:: Stored data

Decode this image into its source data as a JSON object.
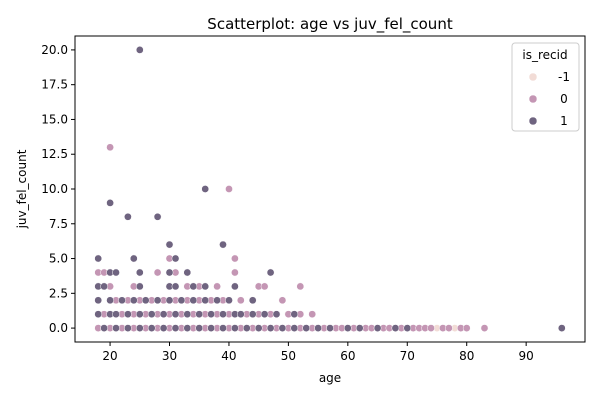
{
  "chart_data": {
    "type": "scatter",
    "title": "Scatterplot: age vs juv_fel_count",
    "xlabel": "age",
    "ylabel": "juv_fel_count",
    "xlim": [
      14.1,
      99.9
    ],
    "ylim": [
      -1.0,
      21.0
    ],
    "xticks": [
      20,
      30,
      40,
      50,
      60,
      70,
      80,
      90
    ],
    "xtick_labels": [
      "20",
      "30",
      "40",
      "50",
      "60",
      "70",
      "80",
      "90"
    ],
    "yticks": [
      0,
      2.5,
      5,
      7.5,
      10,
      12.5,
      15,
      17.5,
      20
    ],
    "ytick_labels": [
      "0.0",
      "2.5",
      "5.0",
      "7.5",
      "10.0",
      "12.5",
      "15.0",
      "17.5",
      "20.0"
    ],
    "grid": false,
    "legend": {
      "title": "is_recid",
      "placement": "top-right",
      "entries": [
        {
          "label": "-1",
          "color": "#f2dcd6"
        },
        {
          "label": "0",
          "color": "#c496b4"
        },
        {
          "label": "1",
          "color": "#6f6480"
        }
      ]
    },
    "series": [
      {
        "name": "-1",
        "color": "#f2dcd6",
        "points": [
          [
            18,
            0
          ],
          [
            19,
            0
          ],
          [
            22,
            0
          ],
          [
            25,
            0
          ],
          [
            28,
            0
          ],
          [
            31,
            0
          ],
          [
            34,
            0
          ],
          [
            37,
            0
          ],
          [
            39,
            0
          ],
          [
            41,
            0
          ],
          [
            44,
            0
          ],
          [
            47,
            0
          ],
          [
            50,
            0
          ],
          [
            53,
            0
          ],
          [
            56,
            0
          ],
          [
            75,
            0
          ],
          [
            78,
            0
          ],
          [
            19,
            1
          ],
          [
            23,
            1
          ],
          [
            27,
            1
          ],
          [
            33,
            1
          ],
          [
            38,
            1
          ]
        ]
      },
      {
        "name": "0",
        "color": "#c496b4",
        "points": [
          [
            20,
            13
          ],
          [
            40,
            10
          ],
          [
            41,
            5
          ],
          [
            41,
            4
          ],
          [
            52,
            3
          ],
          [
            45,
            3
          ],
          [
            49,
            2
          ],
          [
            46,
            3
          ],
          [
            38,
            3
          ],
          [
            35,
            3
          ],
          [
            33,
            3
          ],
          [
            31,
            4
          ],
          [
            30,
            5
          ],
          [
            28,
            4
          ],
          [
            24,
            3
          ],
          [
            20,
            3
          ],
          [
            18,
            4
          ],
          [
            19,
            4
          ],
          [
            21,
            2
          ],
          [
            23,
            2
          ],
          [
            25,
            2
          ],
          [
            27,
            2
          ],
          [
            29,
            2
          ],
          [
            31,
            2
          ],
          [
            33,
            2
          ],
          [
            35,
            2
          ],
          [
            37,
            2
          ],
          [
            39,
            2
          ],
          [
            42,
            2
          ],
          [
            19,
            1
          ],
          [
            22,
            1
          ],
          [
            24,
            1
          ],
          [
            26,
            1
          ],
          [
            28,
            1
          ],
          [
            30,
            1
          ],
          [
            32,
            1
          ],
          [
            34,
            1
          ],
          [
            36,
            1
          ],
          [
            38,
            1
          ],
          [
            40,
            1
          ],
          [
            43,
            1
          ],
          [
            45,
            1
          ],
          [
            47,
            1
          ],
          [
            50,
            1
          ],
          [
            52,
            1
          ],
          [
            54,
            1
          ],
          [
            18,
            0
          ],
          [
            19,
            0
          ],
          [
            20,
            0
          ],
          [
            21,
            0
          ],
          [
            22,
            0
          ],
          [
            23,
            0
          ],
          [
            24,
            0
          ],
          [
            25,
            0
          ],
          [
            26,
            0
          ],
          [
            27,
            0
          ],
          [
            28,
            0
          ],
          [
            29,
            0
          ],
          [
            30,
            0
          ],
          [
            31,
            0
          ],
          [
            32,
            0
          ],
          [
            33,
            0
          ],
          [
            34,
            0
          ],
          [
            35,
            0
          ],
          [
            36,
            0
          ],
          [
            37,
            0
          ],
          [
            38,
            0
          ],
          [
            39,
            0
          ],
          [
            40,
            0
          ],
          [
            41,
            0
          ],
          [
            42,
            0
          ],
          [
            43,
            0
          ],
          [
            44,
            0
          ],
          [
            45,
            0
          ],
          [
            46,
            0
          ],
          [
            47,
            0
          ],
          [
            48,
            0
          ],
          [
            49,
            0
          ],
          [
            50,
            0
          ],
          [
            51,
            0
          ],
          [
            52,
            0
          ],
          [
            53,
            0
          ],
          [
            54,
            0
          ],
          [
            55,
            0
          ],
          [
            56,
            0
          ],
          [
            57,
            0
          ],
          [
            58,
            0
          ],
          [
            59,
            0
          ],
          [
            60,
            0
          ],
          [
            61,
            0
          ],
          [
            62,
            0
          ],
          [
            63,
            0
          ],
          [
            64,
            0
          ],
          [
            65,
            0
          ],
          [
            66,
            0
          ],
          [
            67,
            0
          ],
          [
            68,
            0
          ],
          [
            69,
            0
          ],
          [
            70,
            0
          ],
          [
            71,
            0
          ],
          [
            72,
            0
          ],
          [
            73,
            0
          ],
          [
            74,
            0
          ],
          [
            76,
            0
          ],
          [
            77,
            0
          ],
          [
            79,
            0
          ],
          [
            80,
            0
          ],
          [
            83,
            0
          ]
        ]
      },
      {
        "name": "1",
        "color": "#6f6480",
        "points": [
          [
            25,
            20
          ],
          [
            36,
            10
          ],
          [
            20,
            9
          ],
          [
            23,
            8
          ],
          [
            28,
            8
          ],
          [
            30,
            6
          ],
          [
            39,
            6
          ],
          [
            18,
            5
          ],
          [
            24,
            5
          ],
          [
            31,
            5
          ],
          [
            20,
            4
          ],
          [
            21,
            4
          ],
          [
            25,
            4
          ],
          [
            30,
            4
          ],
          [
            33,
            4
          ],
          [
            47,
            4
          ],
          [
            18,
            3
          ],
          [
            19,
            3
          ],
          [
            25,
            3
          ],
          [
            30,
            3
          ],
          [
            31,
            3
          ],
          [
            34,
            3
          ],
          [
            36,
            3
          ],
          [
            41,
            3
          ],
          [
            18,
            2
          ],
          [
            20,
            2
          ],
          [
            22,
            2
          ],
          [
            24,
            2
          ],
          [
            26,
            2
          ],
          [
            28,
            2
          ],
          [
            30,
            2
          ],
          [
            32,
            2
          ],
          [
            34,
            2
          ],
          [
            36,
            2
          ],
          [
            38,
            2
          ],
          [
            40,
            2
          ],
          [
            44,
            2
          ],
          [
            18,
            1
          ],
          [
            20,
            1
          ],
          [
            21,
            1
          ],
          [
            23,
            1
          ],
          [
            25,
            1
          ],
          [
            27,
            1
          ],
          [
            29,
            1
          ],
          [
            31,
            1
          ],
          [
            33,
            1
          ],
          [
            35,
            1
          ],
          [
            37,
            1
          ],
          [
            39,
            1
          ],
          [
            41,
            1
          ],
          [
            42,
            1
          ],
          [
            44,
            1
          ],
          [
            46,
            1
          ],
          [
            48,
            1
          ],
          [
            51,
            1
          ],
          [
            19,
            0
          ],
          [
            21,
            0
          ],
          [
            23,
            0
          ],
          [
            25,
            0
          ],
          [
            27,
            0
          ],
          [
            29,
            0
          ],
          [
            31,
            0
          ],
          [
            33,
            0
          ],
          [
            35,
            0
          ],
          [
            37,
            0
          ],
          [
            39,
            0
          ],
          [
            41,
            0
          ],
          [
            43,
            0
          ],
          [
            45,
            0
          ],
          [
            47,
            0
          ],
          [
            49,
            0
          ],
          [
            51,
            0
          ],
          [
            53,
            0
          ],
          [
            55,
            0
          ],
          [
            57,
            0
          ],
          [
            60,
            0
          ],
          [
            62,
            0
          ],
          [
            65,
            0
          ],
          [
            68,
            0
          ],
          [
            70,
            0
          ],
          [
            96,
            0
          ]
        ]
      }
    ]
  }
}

::::

> [Prompt]: Check each line above for the string "color" and show the ones that have it.

> [Output for this task]:
          "color": "#f2dcd6"
          "color": "#c496b4"
          "color": "#6f6480"
        "color": "#f2dcd6",
        "color": "#c496b4",
        "color": "#6f6480",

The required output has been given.